» **SET EXERCISE**
Quote every line of the material beneath this one.

» **EXTRACTED RECORDS**
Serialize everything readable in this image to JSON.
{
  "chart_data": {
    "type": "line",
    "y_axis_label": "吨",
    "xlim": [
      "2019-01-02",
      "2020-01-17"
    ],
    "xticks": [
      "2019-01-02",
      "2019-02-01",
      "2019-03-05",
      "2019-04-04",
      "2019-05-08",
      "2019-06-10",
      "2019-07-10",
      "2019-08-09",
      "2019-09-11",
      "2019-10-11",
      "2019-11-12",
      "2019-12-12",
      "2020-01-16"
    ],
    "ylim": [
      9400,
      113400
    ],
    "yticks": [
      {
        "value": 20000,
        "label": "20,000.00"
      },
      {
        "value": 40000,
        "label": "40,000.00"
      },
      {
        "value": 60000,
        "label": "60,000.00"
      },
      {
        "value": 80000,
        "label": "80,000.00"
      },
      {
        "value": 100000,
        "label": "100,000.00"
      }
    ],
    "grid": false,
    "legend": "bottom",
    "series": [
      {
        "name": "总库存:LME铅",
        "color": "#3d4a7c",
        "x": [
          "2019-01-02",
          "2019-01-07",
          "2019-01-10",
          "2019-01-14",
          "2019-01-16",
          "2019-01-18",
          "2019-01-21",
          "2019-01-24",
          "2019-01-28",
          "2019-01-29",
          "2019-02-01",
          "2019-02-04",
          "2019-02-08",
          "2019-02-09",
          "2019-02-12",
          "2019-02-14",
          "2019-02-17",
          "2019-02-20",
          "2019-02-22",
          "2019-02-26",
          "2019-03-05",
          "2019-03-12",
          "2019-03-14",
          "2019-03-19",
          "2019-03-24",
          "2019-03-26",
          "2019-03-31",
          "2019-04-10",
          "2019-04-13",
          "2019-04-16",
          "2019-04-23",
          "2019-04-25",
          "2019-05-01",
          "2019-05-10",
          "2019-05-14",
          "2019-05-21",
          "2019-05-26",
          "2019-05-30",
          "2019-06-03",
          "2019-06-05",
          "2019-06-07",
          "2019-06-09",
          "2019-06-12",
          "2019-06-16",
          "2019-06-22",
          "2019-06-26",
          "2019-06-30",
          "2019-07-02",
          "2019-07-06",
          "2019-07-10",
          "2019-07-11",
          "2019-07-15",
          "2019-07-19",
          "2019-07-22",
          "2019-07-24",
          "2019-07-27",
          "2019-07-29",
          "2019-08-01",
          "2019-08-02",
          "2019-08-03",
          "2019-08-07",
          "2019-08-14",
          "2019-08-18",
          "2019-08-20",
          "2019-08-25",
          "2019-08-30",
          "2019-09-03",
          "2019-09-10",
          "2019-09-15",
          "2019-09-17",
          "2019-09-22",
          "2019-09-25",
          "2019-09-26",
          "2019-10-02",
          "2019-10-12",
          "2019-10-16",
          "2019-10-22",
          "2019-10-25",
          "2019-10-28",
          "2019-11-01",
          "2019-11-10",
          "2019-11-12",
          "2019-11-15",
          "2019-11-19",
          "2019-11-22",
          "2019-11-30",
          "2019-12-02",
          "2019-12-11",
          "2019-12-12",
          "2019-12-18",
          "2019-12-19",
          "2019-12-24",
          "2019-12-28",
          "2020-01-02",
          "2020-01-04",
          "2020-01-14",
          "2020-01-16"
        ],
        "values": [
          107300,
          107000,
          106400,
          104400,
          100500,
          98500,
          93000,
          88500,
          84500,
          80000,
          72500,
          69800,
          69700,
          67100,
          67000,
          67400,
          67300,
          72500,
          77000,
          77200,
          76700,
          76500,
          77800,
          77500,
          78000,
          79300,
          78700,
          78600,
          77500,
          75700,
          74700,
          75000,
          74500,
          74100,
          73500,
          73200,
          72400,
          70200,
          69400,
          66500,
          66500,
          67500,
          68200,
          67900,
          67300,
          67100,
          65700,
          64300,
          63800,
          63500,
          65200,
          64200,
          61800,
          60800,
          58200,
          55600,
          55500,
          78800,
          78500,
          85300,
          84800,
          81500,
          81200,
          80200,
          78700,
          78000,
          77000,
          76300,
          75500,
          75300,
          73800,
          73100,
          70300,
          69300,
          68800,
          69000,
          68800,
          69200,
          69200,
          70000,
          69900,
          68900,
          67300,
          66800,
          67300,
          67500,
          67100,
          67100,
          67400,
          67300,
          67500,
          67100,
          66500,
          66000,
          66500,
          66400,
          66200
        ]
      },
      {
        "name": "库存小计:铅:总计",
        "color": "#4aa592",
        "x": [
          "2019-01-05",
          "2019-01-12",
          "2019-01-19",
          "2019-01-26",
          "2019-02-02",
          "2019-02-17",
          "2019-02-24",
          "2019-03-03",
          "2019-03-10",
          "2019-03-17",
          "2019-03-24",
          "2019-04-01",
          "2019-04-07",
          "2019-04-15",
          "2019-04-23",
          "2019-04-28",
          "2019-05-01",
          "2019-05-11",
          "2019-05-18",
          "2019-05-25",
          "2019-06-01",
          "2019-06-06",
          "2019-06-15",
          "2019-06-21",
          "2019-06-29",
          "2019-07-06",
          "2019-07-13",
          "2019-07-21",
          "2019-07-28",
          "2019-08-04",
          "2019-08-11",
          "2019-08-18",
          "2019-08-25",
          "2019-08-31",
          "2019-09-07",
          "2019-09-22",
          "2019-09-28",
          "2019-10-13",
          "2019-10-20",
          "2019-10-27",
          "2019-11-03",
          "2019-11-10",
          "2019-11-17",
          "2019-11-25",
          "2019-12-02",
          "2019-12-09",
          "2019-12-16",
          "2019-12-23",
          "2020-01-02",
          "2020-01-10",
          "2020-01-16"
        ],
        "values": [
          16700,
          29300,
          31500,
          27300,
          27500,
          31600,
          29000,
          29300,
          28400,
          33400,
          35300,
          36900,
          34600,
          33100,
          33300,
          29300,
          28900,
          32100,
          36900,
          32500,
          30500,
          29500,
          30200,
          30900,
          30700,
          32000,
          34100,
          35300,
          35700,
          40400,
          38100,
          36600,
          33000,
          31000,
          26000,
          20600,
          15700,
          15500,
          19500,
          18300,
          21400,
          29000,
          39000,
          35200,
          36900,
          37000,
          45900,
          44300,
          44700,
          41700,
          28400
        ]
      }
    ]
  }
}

» **SOLUTION FOR THIS TASK**
Serialize everything readable in this image to JSON.
{
  "chart_data": {
    "type": "line",
    "y_axis_label": "吨",
    "xlim": [
      "2019-01-02",
      "2020-01-17"
    ],
    "xticks": [
      "2019-01-02",
      "2019-02-01",
      "2019-03-05",
      "2019-04-04",
      "2019-05-08",
      "2019-06-10",
      "2019-07-10",
      "2019-08-09",
      "2019-09-11",
      "2019-10-11",
      "2019-11-12",
      "2019-12-12",
      "2020-01-16"
    ],
    "ylim": [
      9400,
      113400
    ],
    "yticks": [
      {
        "value": 20000,
        "label": "20,000.00"
      },
      {
        "value": 40000,
        "label": "40,000.00"
      },
      {
        "value": 60000,
        "label": "60,000.00"
      },
      {
        "value": 80000,
        "label": "80,000.00"
      },
      {
        "value": 100000,
        "label": "100,000.00"
      }
    ],
    "grid": false,
    "legend": "bottom",
    "series": [
      {
        "name": "总库存:LME铅",
        "color": "#3d4a7c",
        "x": [
          "2019-01-02",
          "2019-01-07",
          "2019-01-10",
          "2019-01-14",
          "2019-01-16",
          "2019-01-18",
          "2019-01-21",
          "2019-01-24",
          "2019-01-28",
          "2019-01-29",
          "2019-02-01",
          "2019-02-04",
          "2019-02-08",
          "2019-02-09",
          "2019-02-12",
          "2019-02-14",
          "2019-02-17",
          "2019-02-20",
          "2019-02-22",
          "2019-02-26",
          "2019-03-05",
          "2019-03-12",
          "2019-03-14",
          "2019-03-19",
          "2019-03-24",
          "2019-03-26",
          "2019-03-31",
          "2019-04-10",
          "2019-04-13",
          "2019-04-16",
          "2019-04-23",
          "2019-04-25",
          "2019-05-01",
          "2019-05-10",
          "2019-05-14",
          "2019-05-21",
          "2019-05-26",
          "2019-05-30",
          "2019-06-03",
          "2019-06-05",
          "2019-06-07",
          "2019-06-09",
          "2019-06-12",
          "2019-06-16",
          "2019-06-22",
          "2019-06-26",
          "2019-06-30",
          "2019-07-02",
          "2019-07-06",
          "2019-07-10",
          "2019-07-11",
          "2019-07-15",
          "2019-07-19",
          "2019-07-22",
          "2019-07-24",
          "2019-07-27",
          "2019-07-29",
          "2019-08-01",
          "2019-08-02",
          "2019-08-03",
          "2019-08-07",
          "2019-08-14",
          "2019-08-18",
          "2019-08-20",
          "2019-08-25",
          "2019-08-30",
          "2019-09-03",
          "2019-09-10",
          "2019-09-15",
          "2019-09-17",
          "2019-09-22",
          "2019-09-25",
          "2019-09-26",
          "2019-10-02",
          "2019-10-12",
          "2019-10-16",
          "2019-10-22",
          "2019-10-25",
          "2019-10-28",
          "2019-11-01",
          "2019-11-10",
          "2019-11-12",
          "2019-11-15",
          "2019-11-19",
          "2019-11-22",
          "2019-11-30",
          "2019-12-02",
          "2019-12-11",
          "2019-12-12",
          "2019-12-18",
          "2019-12-19",
          "2019-12-24",
          "2019-12-28",
          "2020-01-02",
          "2020-01-04",
          "2020-01-14",
          "2020-01-16"
        ],
        "values": [
          107300,
          107000,
          106400,
          104400,
          100500,
          98500,
          93000,
          88500,
          84500,
          80000,
          72500,
          69800,
          69700,
          67100,
          67000,
          67400,
          67300,
          72500,
          77000,
          77200,
          76700,
          76500,
          77800,
          77500,
          78000,
          79300,
          78700,
          78600,
          77500,
          75700,
          74700,
          75000,
          74500,
          74100,
          73500,
          73200,
          72400,
          70200,
          69400,
          66500,
          66500,
          67500,
          68200,
          67900,
          67300,
          67100,
          65700,
          64300,
          63800,
          63500,
          65200,
          64200,
          61800,
          60800,
          58200,
          55600,
          55500,
          78800,
          78500,
          85300,
          84800,
          81500,
          81200,
          80200,
          78700,
          78000,
          77000,
          76300,
          75500,
          75300,
          73800,
          73100,
          70300,
          69300,
          68800,
          69000,
          68800,
          69200,
          69200,
          70000,
          69900,
          68900,
          67300,
          66800,
          67300,
          67500,
          67100,
          67100,
          67400,
          67300,
          67500,
          67100,
          66500,
          66000,
          66500,
          66400,
          66200
        ]
      },
      {
        "name": "库存小计:铅:总计",
        "color": "#4aa592",
        "x": [
          "2019-01-05",
          "2019-01-12",
          "2019-01-19",
          "2019-01-26",
          "2019-02-02",
          "2019-02-17",
          "2019-02-24",
          "2019-03-03",
          "2019-03-10",
          "2019-03-17",
          "2019-03-24",
          "2019-04-01",
          "2019-04-07",
          "2019-04-15",
          "2019-04-23",
          "2019-04-28",
          "2019-05-01",
          "2019-05-11",
          "2019-05-18",
          "2019-05-25",
          "2019-06-01",
          "2019-06-06",
          "2019-06-15",
          "2019-06-21",
          "2019-06-29",
          "2019-07-06",
          "2019-07-13",
          "2019-07-21",
          "2019-07-28",
          "2019-08-04",
          "2019-08-11",
          "2019-08-18",
          "2019-08-25",
          "2019-08-31",
          "2019-09-07",
          "2019-09-22",
          "2019-09-28",
          "2019-10-13",
          "2019-10-20",
          "2019-10-27",
          "2019-11-03",
          "2019-11-10",
          "2019-11-17",
          "2019-11-25",
          "2019-12-02",
          "2019-12-09",
          "2019-12-16",
          "2019-12-23",
          "2020-01-02",
          "2020-01-10",
          "2020-01-16"
        ],
        "values": [
          16700,
          29300,
          31500,
          27300,
          27500,
          31600,
          29000,
          29300,
          28400,
          33400,
          35300,
          36900,
          34600,
          33100,
          33300,
          29300,
          28900,
          32100,
          36900,
          32500,
          30500,
          29500,
          30200,
          30900,
          30700,
          32000,
          34100,
          35300,
          35700,
          40400,
          38100,
          36600,
          33000,
          31000,
          26000,
          20600,
          15700,
          15500,
          19500,
          18300,
          21400,
          29000,
          39000,
          35200,
          36900,
          37000,
          45900,
          44300,
          44700,
          41700,
          28400
        ]
      }
    ]
  }
}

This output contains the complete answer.